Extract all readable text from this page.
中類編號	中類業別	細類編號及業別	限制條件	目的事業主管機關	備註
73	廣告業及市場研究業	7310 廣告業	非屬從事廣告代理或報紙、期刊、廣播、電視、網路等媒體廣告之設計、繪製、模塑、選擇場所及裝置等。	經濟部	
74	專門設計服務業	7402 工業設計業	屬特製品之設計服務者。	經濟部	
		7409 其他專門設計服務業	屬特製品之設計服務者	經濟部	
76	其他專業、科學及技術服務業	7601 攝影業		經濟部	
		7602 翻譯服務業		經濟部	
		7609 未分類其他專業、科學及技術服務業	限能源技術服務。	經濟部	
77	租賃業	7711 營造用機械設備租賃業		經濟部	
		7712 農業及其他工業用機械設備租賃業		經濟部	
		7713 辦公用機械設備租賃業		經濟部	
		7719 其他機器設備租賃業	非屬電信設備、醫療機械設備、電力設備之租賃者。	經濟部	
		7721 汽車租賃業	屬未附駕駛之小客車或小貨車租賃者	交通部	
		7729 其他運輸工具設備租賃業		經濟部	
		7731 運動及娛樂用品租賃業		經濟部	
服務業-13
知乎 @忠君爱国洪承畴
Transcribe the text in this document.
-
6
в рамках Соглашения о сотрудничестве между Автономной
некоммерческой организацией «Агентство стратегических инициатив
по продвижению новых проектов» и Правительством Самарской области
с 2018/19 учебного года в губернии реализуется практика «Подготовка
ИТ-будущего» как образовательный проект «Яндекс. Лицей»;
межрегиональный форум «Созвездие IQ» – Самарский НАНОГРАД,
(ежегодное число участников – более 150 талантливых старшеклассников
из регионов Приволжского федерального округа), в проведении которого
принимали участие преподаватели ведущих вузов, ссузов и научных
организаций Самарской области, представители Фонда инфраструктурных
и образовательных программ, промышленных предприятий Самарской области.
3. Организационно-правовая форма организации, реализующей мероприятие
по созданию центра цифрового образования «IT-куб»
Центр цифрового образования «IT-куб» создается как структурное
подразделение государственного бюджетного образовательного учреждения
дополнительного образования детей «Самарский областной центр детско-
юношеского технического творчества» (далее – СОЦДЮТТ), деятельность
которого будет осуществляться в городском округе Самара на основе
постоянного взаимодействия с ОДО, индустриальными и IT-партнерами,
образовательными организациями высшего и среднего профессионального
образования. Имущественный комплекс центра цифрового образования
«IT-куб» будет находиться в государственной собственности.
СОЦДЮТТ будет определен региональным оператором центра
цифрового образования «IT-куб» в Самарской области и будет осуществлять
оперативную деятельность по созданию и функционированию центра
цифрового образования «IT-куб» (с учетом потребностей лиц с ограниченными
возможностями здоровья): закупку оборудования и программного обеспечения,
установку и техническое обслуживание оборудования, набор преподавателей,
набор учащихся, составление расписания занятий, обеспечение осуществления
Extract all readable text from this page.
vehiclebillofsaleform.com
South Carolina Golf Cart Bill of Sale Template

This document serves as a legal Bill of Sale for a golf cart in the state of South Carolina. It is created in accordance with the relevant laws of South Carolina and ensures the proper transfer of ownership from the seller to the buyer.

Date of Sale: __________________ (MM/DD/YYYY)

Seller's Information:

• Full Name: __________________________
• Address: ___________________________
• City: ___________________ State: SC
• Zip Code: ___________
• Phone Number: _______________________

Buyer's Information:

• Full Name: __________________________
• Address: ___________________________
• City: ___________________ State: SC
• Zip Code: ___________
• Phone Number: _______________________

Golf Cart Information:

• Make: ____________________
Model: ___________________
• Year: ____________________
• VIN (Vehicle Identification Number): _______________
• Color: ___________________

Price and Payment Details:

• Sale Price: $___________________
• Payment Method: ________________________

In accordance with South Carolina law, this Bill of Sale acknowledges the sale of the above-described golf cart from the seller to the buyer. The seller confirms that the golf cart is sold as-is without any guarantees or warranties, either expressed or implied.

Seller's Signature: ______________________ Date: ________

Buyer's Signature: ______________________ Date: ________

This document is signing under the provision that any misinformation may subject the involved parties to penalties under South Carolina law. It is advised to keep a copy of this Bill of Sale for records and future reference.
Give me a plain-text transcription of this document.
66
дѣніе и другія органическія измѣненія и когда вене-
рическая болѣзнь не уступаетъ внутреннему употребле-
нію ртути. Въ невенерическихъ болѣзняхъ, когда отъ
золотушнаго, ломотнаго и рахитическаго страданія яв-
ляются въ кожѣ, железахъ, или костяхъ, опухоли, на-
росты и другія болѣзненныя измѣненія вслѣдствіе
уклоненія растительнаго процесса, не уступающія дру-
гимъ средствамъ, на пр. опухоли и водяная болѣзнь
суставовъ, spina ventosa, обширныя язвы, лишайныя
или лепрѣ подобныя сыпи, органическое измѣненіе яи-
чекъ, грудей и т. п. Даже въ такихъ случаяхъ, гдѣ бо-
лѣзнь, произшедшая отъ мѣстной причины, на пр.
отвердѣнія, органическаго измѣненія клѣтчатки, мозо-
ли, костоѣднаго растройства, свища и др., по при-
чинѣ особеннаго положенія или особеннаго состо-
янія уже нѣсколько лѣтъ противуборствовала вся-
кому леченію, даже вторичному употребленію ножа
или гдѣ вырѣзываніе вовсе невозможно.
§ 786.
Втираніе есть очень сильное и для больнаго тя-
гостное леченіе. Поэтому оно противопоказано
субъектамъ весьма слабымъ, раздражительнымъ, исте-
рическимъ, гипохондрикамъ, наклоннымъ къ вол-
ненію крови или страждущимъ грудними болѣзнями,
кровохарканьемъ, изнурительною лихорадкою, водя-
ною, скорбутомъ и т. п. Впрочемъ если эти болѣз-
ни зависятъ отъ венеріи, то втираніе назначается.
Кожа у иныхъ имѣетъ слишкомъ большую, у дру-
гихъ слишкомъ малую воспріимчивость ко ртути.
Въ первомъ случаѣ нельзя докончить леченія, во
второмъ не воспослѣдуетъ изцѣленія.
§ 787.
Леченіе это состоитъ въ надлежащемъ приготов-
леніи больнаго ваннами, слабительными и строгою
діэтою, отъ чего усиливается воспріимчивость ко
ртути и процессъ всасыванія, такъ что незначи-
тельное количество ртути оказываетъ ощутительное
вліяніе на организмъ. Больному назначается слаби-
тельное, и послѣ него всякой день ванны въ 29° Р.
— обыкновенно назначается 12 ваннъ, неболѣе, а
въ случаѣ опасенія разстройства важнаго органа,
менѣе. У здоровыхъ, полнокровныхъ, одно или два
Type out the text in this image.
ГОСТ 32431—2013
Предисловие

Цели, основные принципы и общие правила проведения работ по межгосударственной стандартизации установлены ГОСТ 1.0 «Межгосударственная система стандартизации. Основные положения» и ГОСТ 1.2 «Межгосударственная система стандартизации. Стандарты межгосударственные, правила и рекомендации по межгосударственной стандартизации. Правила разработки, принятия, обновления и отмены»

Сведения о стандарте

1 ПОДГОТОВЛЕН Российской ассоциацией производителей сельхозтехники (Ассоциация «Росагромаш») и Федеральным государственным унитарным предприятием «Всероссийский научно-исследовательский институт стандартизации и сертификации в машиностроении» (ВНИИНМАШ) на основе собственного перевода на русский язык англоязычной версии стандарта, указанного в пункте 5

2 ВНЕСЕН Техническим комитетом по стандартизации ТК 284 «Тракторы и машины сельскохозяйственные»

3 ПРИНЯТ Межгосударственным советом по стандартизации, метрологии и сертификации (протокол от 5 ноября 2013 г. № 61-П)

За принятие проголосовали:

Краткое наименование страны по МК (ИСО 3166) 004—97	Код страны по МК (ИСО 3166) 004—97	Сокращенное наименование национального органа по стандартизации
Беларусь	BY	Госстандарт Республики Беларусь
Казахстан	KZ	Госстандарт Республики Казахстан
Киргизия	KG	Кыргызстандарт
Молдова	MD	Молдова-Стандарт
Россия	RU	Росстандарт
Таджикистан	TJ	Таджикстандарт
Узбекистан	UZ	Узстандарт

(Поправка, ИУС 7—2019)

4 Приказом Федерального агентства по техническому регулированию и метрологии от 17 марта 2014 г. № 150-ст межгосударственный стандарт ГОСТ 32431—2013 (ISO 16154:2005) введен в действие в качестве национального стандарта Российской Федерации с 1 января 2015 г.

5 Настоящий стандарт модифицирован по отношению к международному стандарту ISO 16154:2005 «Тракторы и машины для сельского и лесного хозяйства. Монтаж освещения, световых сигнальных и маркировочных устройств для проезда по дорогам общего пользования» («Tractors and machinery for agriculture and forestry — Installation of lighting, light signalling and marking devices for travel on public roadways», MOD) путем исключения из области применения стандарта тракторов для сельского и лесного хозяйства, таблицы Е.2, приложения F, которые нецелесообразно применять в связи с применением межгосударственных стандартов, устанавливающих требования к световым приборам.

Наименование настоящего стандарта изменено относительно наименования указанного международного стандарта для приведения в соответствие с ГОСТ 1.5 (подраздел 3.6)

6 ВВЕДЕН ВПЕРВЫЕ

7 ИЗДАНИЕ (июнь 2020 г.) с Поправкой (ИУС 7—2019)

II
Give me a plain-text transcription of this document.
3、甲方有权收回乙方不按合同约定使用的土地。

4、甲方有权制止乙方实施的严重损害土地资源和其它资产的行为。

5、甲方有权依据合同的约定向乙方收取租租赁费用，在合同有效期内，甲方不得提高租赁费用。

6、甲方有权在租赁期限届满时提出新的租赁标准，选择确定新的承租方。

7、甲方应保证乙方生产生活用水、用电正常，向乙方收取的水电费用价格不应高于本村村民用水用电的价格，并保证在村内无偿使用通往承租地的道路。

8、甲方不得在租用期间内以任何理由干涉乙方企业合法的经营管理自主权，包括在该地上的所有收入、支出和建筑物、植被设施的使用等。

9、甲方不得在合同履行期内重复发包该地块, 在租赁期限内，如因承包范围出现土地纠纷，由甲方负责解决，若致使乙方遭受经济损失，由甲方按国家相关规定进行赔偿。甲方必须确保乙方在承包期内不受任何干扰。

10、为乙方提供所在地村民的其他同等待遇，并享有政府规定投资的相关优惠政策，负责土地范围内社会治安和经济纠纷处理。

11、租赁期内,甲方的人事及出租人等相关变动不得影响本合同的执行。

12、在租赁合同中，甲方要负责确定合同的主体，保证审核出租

==========

**PROBLEM STATEMENT:** Extract each line holding the word "слишкомъ" from the records.

**EXERCISE RESULT:**
Кожа у иныхъ имѣетъ слишкомъ большую, у дру-
гихъ слишкомъ малую воспріимчивость ко ртути.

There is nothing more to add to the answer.